What the exercise asks >> Identify every line in the records below that contains the word "IWQOL", and copy each of those lines.

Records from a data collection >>
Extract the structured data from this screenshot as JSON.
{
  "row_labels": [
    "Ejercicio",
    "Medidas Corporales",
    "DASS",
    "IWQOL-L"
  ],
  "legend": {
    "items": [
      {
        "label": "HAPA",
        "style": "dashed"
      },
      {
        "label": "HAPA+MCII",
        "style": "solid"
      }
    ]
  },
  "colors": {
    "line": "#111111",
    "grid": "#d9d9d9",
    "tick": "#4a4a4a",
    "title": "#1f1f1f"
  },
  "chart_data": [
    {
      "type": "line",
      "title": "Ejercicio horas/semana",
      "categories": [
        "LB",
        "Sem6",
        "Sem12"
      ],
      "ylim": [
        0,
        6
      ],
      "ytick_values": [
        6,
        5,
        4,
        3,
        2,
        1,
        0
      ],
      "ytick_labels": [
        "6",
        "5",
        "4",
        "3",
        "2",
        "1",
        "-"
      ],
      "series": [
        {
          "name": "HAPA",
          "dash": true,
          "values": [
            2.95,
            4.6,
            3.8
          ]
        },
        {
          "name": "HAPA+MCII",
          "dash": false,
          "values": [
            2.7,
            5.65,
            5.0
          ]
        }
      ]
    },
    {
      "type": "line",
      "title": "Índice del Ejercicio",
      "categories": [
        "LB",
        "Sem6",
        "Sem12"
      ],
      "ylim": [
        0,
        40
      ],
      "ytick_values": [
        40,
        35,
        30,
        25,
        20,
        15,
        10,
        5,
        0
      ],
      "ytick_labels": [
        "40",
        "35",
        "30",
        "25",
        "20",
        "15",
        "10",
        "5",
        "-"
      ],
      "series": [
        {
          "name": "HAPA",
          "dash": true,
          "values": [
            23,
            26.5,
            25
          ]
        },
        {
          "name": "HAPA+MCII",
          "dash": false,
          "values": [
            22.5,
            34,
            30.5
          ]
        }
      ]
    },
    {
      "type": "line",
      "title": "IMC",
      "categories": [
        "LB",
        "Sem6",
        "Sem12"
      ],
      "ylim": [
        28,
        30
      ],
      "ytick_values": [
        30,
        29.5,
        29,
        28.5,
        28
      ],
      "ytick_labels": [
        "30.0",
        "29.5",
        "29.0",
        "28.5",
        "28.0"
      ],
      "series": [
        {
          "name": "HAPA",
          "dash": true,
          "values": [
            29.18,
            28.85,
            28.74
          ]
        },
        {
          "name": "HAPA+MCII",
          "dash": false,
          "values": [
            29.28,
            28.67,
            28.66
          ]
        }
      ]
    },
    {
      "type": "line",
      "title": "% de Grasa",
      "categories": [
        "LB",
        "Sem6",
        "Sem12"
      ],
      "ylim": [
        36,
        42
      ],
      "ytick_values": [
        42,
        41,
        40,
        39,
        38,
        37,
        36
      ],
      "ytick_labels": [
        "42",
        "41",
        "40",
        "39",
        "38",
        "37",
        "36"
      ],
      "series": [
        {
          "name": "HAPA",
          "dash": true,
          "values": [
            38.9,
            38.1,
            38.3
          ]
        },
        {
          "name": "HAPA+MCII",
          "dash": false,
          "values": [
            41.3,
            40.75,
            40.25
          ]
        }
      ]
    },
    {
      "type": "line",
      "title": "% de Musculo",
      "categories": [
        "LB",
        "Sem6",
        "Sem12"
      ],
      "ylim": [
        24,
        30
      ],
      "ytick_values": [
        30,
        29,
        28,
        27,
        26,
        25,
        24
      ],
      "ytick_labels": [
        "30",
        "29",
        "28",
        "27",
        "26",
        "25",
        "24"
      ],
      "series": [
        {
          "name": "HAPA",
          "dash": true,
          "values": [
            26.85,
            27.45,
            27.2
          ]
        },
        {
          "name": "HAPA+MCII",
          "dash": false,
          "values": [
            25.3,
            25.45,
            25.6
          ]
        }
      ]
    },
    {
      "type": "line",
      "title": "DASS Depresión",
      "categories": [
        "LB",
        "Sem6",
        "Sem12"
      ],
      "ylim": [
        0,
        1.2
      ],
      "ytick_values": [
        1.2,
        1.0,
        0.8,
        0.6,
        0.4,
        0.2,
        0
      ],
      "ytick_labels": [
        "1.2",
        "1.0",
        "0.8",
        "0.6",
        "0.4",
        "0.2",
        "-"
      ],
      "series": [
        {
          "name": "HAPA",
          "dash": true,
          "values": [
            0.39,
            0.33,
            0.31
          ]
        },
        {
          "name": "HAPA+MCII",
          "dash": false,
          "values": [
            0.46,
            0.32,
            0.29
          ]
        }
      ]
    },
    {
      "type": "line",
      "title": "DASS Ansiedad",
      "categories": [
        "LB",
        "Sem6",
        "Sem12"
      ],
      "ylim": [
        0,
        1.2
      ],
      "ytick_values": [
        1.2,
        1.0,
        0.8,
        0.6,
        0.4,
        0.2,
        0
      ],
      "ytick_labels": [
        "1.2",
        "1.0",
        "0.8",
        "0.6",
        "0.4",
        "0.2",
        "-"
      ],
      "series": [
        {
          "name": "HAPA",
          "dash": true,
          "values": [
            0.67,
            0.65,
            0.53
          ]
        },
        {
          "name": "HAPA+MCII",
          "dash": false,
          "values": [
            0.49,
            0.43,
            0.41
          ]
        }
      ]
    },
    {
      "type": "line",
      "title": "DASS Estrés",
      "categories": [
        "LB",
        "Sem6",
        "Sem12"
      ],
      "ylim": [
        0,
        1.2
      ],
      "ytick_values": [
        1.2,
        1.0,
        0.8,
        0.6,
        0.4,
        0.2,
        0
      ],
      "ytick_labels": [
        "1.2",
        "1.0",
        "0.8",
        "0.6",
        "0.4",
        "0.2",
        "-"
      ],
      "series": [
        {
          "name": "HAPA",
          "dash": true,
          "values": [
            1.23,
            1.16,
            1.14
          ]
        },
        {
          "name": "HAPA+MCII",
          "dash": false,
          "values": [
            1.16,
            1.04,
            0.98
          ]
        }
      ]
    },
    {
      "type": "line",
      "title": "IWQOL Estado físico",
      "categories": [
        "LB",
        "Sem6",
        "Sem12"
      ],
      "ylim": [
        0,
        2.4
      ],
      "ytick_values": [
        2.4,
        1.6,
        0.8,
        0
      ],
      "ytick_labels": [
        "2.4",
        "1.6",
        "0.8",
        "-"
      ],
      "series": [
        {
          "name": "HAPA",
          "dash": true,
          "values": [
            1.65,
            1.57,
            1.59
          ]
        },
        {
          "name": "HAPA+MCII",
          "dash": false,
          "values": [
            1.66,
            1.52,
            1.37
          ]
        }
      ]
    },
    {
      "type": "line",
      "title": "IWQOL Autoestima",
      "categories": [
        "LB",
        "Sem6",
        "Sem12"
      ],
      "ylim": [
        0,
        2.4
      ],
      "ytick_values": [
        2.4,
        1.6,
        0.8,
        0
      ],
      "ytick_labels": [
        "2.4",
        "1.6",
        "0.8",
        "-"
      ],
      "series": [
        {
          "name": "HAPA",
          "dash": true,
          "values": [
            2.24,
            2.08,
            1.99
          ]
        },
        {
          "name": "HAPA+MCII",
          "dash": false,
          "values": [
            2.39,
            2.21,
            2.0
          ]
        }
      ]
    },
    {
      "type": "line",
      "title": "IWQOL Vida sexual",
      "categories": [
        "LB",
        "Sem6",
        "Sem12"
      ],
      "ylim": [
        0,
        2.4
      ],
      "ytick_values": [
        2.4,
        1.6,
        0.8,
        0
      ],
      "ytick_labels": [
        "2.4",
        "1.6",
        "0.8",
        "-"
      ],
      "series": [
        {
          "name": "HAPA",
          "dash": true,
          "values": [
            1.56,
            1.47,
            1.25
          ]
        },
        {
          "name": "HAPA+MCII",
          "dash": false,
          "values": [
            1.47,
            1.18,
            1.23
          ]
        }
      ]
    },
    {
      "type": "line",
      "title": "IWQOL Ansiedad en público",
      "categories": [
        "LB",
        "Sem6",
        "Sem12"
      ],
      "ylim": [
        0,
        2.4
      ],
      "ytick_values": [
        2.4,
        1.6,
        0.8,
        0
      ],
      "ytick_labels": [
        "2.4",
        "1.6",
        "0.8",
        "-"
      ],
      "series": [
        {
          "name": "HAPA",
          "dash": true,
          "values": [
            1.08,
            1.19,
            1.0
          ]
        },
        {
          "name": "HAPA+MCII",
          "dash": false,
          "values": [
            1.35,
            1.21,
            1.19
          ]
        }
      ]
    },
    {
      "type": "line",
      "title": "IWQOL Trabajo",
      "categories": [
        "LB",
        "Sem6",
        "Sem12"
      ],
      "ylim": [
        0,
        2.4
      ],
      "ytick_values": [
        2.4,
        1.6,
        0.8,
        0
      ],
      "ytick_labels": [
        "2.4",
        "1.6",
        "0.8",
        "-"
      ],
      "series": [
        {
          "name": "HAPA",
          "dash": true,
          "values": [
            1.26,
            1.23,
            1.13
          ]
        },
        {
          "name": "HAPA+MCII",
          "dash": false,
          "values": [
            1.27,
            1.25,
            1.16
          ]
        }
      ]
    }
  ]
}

Exercise output >>
    "IWQOL-L"
      "title": "IWQOL Estado físico",
      "title": "IWQOL Autoestima",
      "title": "IWQOL Vida sexual",
      "title": "IWQOL Ansiedad en público",
      "title": "IWQOL Trabajo",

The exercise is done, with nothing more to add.